> [Written request]: Without the images, write out all of the following entries exactly.

> [Given entries]:
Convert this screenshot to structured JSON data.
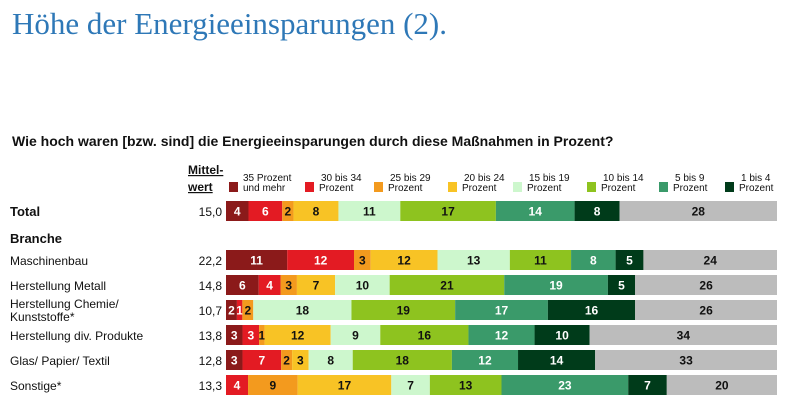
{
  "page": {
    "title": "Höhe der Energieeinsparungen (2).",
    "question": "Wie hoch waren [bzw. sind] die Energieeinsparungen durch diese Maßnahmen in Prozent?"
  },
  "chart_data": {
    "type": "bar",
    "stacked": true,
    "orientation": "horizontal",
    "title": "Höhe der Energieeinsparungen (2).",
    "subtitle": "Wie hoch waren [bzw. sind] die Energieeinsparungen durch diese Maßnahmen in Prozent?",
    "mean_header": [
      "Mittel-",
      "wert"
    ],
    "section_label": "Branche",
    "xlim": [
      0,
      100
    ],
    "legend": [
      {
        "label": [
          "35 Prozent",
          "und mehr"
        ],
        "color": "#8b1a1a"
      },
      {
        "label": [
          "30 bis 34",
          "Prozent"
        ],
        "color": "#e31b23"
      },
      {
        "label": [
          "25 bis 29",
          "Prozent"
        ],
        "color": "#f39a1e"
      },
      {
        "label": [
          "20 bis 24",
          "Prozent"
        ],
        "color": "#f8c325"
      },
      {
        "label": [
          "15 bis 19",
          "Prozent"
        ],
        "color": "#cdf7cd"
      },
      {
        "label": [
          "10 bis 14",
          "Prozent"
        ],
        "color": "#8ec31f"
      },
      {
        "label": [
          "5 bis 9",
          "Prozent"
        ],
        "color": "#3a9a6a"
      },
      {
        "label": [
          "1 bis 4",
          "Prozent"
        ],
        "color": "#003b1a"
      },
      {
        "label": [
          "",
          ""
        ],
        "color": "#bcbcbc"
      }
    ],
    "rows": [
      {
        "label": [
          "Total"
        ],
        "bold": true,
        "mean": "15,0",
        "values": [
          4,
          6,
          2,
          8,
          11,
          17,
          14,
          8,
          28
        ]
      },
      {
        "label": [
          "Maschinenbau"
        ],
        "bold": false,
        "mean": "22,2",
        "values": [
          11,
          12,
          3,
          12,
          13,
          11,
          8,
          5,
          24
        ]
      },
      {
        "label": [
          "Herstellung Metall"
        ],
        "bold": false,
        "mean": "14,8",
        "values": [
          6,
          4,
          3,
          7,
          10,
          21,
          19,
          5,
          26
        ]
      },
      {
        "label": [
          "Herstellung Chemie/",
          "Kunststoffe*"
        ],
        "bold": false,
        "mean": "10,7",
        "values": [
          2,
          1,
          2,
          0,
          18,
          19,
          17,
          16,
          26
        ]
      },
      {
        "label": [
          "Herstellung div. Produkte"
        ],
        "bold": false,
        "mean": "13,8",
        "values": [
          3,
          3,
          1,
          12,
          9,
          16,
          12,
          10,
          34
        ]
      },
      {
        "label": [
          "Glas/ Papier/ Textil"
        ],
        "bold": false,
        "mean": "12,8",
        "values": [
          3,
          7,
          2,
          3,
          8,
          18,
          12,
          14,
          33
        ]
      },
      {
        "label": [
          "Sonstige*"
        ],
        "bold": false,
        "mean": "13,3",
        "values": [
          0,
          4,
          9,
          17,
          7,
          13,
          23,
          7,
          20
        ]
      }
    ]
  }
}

> [Result for this exercise]:
Convert this screenshot to structured JSON data.
{
  "page": {
    "title": "Höhe der Energieeinsparungen (2).",
    "question": "Wie hoch waren [bzw. sind] die Energieeinsparungen durch diese Maßnahmen in Prozent?"
  },
  "chart_data": {
    "type": "bar",
    "stacked": true,
    "orientation": "horizontal",
    "title": "Höhe der Energieeinsparungen (2).",
    "subtitle": "Wie hoch waren [bzw. sind] die Energieeinsparungen durch diese Maßnahmen in Prozent?",
    "mean_header": [
      "Mittel-",
      "wert"
    ],
    "section_label": "Branche",
    "xlim": [
      0,
      100
    ],
    "legend": [
      {
        "label": [
          "35 Prozent",
          "und mehr"
        ],
        "color": "#8b1a1a"
      },
      {
        "label": [
          "30 bis 34",
          "Prozent"
        ],
        "color": "#e31b23"
      },
      {
        "label": [
          "25 bis 29",
          "Prozent"
        ],
        "color": "#f39a1e"
      },
      {
        "label": [
          "20 bis 24",
          "Prozent"
        ],
        "color": "#f8c325"
      },
      {
        "label": [
          "15 bis 19",
          "Prozent"
        ],
        "color": "#cdf7cd"
      },
      {
        "label": [
          "10 bis 14",
          "Prozent"
        ],
        "color": "#8ec31f"
      },
      {
        "label": [
          "5 bis 9",
          "Prozent"
        ],
        "color": "#3a9a6a"
      },
      {
        "label": [
          "1 bis 4",
          "Prozent"
        ],
        "color": "#003b1a"
      },
      {
        "label": [
          "",
          ""
        ],
        "color": "#bcbcbc"
      }
    ],
    "rows": [
      {
        "label": [
          "Total"
        ],
        "bold": true,
        "mean": "15,0",
        "values": [
          4,
          6,
          2,
          8,
          11,
          17,
          14,
          8,
          28
        ]
      },
      {
        "label": [
          "Maschinenbau"
        ],
        "bold": false,
        "mean": "22,2",
        "values": [
          11,
          12,
          3,
          12,
          13,
          11,
          8,
          5,
          24
        ]
      },
      {
        "label": [
          "Herstellung Metall"
        ],
        "bold": false,
        "mean": "14,8",
        "values": [
          6,
          4,
          3,
          7,
          10,
          21,
          19,
          5,
          26
        ]
      },
      {
        "label": [
          "Herstellung Chemie/",
          "Kunststoffe*"
        ],
        "bold": false,
        "mean": "10,7",
        "values": [
          2,
          1,
          2,
          0,
          18,
          19,
          17,
          16,
          26
        ]
      },
      {
        "label": [
          "Herstellung div. Produkte"
        ],
        "bold": false,
        "mean": "13,8",
        "values": [
          3,
          3,
          1,
          12,
          9,
          16,
          12,
          10,
          34
        ]
      },
      {
        "label": [
          "Glas/ Papier/ Textil"
        ],
        "bold": false,
        "mean": "12,8",
        "values": [
          3,
          7,
          2,
          3,
          8,
          18,
          12,
          14,
          33
        ]
      },
      {
        "label": [
          "Sonstige*"
        ],
        "bold": false,
        "mean": "13,3",
        "values": [
          0,
          4,
          9,
          17,
          7,
          13,
          23,
          7,
          20
        ]
      }
    ]
  }
}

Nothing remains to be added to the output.